**Task requirements:** Would you return the complete listing below word for word?

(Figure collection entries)
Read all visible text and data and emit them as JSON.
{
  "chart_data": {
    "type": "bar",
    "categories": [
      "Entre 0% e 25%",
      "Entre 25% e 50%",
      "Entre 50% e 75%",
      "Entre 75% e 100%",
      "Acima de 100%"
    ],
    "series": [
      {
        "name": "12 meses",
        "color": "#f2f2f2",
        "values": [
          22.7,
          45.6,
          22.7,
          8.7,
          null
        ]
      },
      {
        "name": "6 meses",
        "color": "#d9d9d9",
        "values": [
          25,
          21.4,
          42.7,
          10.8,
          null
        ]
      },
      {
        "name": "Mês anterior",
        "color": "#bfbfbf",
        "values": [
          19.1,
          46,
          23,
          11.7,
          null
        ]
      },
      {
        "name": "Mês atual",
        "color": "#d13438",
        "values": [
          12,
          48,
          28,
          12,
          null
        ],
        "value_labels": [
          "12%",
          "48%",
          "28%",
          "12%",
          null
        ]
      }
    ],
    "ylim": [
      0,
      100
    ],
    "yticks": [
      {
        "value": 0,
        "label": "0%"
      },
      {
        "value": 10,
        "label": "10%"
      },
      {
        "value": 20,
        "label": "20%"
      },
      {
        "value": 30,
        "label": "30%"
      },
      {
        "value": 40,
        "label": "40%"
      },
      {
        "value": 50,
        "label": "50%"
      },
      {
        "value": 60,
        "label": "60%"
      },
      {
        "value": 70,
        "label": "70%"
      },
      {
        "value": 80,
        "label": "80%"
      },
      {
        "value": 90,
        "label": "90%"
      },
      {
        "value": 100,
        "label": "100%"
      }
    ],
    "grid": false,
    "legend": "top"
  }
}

**Task response:**
Read all visible text and data and emit them as JSON.
{
  "chart_data": {
    "type": "bar",
    "categories": [
      "Entre 0% e 25%",
      "Entre 25% e 50%",
      "Entre 50% e 75%",
      "Entre 75% e 100%",
      "Acima de 100%"
    ],
    "series": [
      {
        "name": "12 meses",
        "color": "#f2f2f2",
        "values": [
          22.7,
          45.6,
          22.7,
          8.7,
          null
        ]
      },
      {
        "name": "6 meses",
        "color": "#d9d9d9",
        "values": [
          25,
          21.4,
          42.7,
          10.8,
          null
        ]
      },
      {
        "name": "Mês anterior",
        "color": "#bfbfbf",
        "values": [
          19.1,
          46,
          23,
          11.7,
          null
        ]
      },
      {
        "name": "Mês atual",
        "color": "#d13438",
        "values": [
          12,
          48,
          28,
          12,
          null
        ],
        "value_labels": [
          "12%",
          "48%",
          "28%",
          "12%",
          null
        ]
      }
    ],
    "ylim": [
      0,
      100
    ],
    "yticks": [
      {
        "value": 0,
        "label": "0%"
      },
      {
        "value": 10,
        "label": "10%"
      },
      {
        "value": 20,
        "label": "20%"
      },
      {
        "value": 30,
        "label": "30%"
      },
      {
        "value": 40,
        "label": "40%"
      },
      {
        "value": 50,
        "label": "50%"
      },
      {
        "value": 60,
        "label": "60%"
      },
      {
        "value": 70,
        "label": "70%"
      },
      {
        "value": 80,
        "label": "80%"
      },
      {
        "value": 90,
        "label": "90%"
      },
      {
        "value": 100,
        "label": "100%"
      }
    ],
    "grid": false,
    "legend": "top"
  }
}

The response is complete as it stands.